▶ [What the exercise asks]:
Omit the pictures and return every entry exactly as written.
>> Begin The data
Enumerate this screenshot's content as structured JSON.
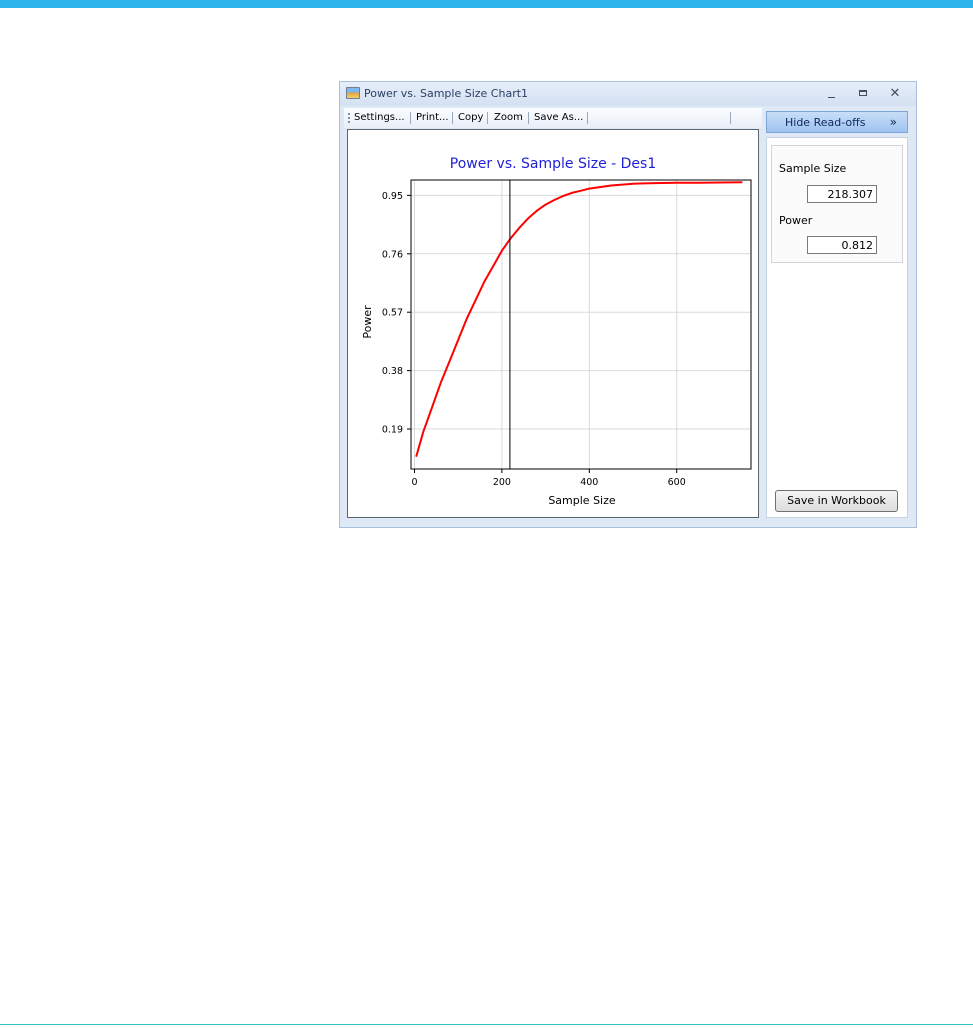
{
  "window": {
    "title": "Power vs. Sample Size Chart1",
    "controls": {
      "minimize": "_",
      "maximize": "▭",
      "close": "✕"
    }
  },
  "toolbar": {
    "settings": "Settings...",
    "print": "Print...",
    "copy": "Copy",
    "zoom": "Zoom",
    "save_as": "Save As..."
  },
  "side_panel": {
    "toggle_label": "Hide Read-offs",
    "toggle_chevron": "»",
    "sample_size_label": "Sample Size",
    "sample_size_value": "218.307",
    "power_label": "Power",
    "power_value": "0.812",
    "save_button": "Save in Workbook"
  },
  "colors": {
    "title": "#1f1fd6",
    "curve": "#ff0000",
    "readoff_line": "#000000",
    "accent_bar": "#2eb4ec"
  },
  "chart_data": {
    "type": "line",
    "title": "Power vs. Sample Size - Des1",
    "xlabel": "Sample Size",
    "ylabel": "Power",
    "xlim": [
      -8,
      770
    ],
    "ylim": [
      0.06,
      1.0
    ],
    "x_ticks": [
      0,
      200,
      400,
      600
    ],
    "x_tick_labels": [
      "0",
      "200",
      "400",
      "600"
    ],
    "y_ticks": [
      0.19,
      0.38,
      0.57,
      0.76,
      0.95
    ],
    "y_tick_labels": [
      "0.19",
      "0.38",
      "0.57",
      "0.76",
      "0.95"
    ],
    "grid": true,
    "series": [
      {
        "x": [
          4,
          20,
          40,
          60,
          80,
          100,
          120,
          140,
          160,
          180,
          200,
          220,
          240,
          260,
          280,
          300,
          320,
          340,
          360,
          380,
          400,
          450,
          500,
          550,
          600,
          650,
          700,
          750
        ],
        "y": [
          0.1,
          0.18,
          0.26,
          0.34,
          0.41,
          0.48,
          0.55,
          0.61,
          0.67,
          0.72,
          0.77,
          0.81,
          0.845,
          0.875,
          0.9,
          0.92,
          0.935,
          0.948,
          0.958,
          0.965,
          0.972,
          0.982,
          0.988,
          0.99,
          0.991,
          0.991,
          0.992,
          0.993
        ]
      }
    ],
    "readoff": {
      "x": 218.307,
      "y": 0.812
    }
  }
}
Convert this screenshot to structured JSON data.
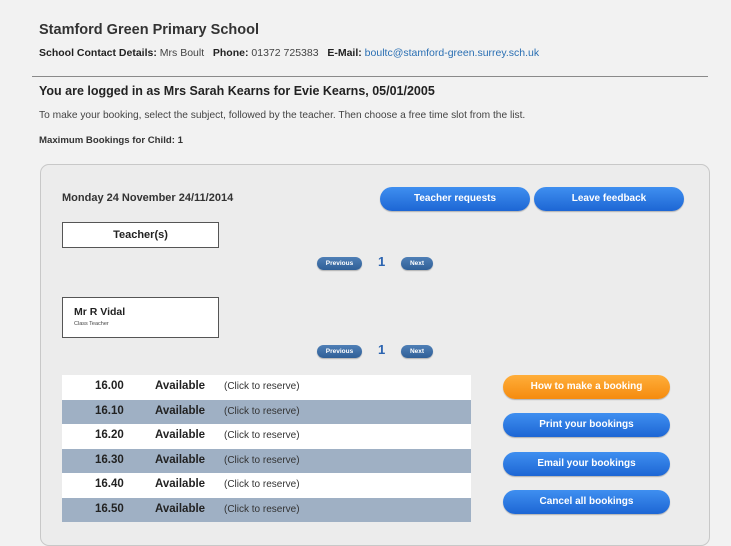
{
  "header": {
    "school_name": "Stamford Green Primary School",
    "contact_label": "School Contact Details:",
    "contact_name": "Mrs Boult",
    "phone_label": "Phone:",
    "phone": "01372 725383",
    "email_label": "E-Mail:",
    "email": "boultc@stamford-green.surrey.sch.uk"
  },
  "session": {
    "logged_in_text": "You are logged in as Mrs Sarah Kearns for Evie Kearns, 05/01/2005",
    "instructions": "To make your booking, select the subject, followed by the teacher. Then choose a free time slot from the list.",
    "max_bookings": "Maximum Bookings for Child: 1"
  },
  "booking": {
    "date": "Monday 24 November 24/11/2014",
    "teacher_requests_label": "Teacher requests",
    "leave_feedback_label": "Leave feedback",
    "teachers_header": "Teacher(s)",
    "pager_top": {
      "previous": "Previous",
      "page": "1",
      "next": "Next"
    },
    "pager_bottom": {
      "previous": "Previous",
      "page": "1",
      "next": "Next"
    },
    "teacher": {
      "name": "Mr R Vidal",
      "role": "Class Teacher"
    },
    "slots": [
      {
        "time": "16.00",
        "status": "Available",
        "action": "(Click to reserve)"
      },
      {
        "time": "16.10",
        "status": "Available",
        "action": "(Click to reserve)"
      },
      {
        "time": "16.20",
        "status": "Available",
        "action": "(Click to reserve)"
      },
      {
        "time": "16.30",
        "status": "Available",
        "action": "(Click to reserve)"
      },
      {
        "time": "16.40",
        "status": "Available",
        "action": "(Click to reserve)"
      },
      {
        "time": "16.50",
        "status": "Available",
        "action": "(Click to reserve)"
      }
    ],
    "side_buttons": {
      "how_to": "How to make a booking",
      "print": "Print your bookings",
      "email": "Email your bookings",
      "cancel": "Cancel all bookings"
    }
  },
  "colors": {
    "button_blue": "#2f7be6",
    "button_orange": "#f8991f",
    "row_alt": "#9fb0c4",
    "email_link": "#2a6fb3"
  }
}
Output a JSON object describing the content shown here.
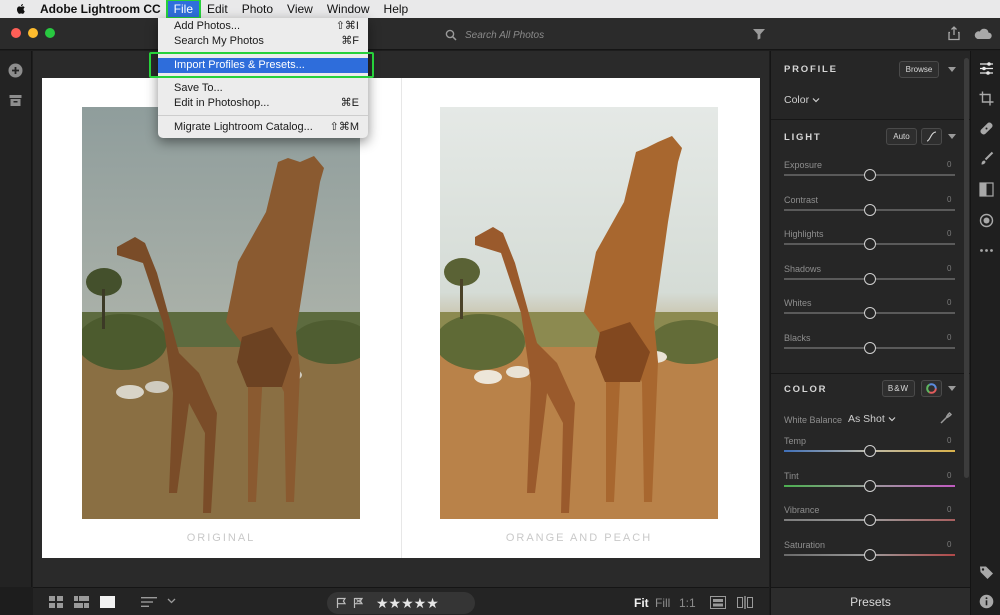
>> End The data
▶ [Written answer]:
Enumerate this screenshot's content as structured JSON.
{
  "window": {
    "title": "Power vs. Sample Size Chart1",
    "controls": {
      "minimize": "_",
      "maximize": "▭",
      "close": "✕"
    }
  },
  "toolbar": {
    "settings": "Settings...",
    "print": "Print...",
    "copy": "Copy",
    "zoom": "Zoom",
    "save_as": "Save As..."
  },
  "side_panel": {
    "toggle_label": "Hide Read-offs",
    "toggle_chevron": "»",
    "sample_size_label": "Sample Size",
    "sample_size_value": "218.307",
    "power_label": "Power",
    "power_value": "0.812",
    "save_button": "Save in Workbook"
  },
  "colors": {
    "title": "#1f1fd6",
    "curve": "#ff0000",
    "readoff_line": "#000000",
    "accent_bar": "#2eb4ec"
  },
  "chart_data": {
    "type": "line",
    "title": "Power vs. Sample Size - Des1",
    "xlabel": "Sample Size",
    "ylabel": "Power",
    "xlim": [
      -8,
      770
    ],
    "ylim": [
      0.06,
      1.0
    ],
    "x_ticks": [
      0,
      200,
      400,
      600
    ],
    "x_tick_labels": [
      "0",
      "200",
      "400",
      "600"
    ],
    "y_ticks": [
      0.19,
      0.38,
      0.57,
      0.76,
      0.95
    ],
    "y_tick_labels": [
      "0.19",
      "0.38",
      "0.57",
      "0.76",
      "0.95"
    ],
    "grid": true,
    "series": [
      {
        "x": [
          4,
          20,
          40,
          60,
          80,
          100,
          120,
          140,
          160,
          180,
          200,
          220,
          240,
          260,
          280,
          300,
          320,
          340,
          360,
          380,
          400,
          450,
          500,
          550,
          600,
          650,
          700,
          750
        ],
        "y": [
          0.1,
          0.18,
          0.26,
          0.34,
          0.41,
          0.48,
          0.55,
          0.61,
          0.67,
          0.72,
          0.77,
          0.81,
          0.845,
          0.875,
          0.9,
          0.92,
          0.935,
          0.948,
          0.958,
          0.965,
          0.972,
          0.982,
          0.988,
          0.99,
          0.991,
          0.991,
          0.992,
          0.993
        ]
      }
    ],
    "readoff": {
      "x": 218.307,
      "y": 0.812
    }
  }
}
Convert this screenshot to structured JSON data.
{
  "header": {
    "school_name": "Stamford Green Primary School",
    "contact_label": "School Contact Details:",
    "contact_name": "Mrs Boult",
    "phone_label": "Phone:",
    "phone": "01372 725383",
    "email_label": "E-Mail:",
    "email": "boultc@stamford-green.surrey.sch.uk"
  },
  "session": {
    "logged_in_text": "You are logged in as Mrs Sarah Kearns for Evie Kearns, 05/01/2005",
    "instructions": "To make your booking, select the subject, followed by the teacher. Then choose a free time slot from the list.",
    "max_bookings": "Maximum Bookings for Child: 1"
  },
  "booking": {
    "date": "Monday 24 November 24/11/2014",
    "teacher_requests_label": "Teacher requests",
    "leave_feedback_label": "Leave feedback",
    "teachers_header": "Teacher(s)",
    "pager_top": {
      "previous": "Previous",
      "page": "1",
      "next": "Next"
    },
    "pager_bottom": {
      "previous": "Previous",
      "page": "1",
      "next": "Next"
    },
    "teacher": {
      "name": "Mr R Vidal",
      "role": "Class Teacher"
    },
    "slots": [
      {
        "time": "16.00",
        "status": "Available",
        "action": "(Click to reserve)"
      },
      {
        "time": "16.10",
        "status": "Available",
        "action": "(Click to reserve)"
      },
      {
        "time": "16.20",
        "status": "Available",
        "action": "(Click to reserve)"
      },
      {
        "time": "16.30",
        "status": "Available",
        "action": "(Click to reserve)"
      },
      {
        "time": "16.40",
        "status": "Available",
        "action": "(Click to reserve)"
      },
      {
        "time": "16.50",
        "status": "Available",
        "action": "(Click to reserve)"
      }
    ],
    "side_buttons": {
      "how_to": "How to make a booking",
      "print": "Print your bookings",
      "email": "Email your bookings",
      "cancel": "Cancel all bookings"
    }
  },
  "colors": {
    "button_blue": "#2f7be6",
    "button_orange": "#f8991f",
    "row_alt": "#9fb0c4",
    "email_link": "#2a6fb3"
  }
}
Output a JSON object describing the content shown here.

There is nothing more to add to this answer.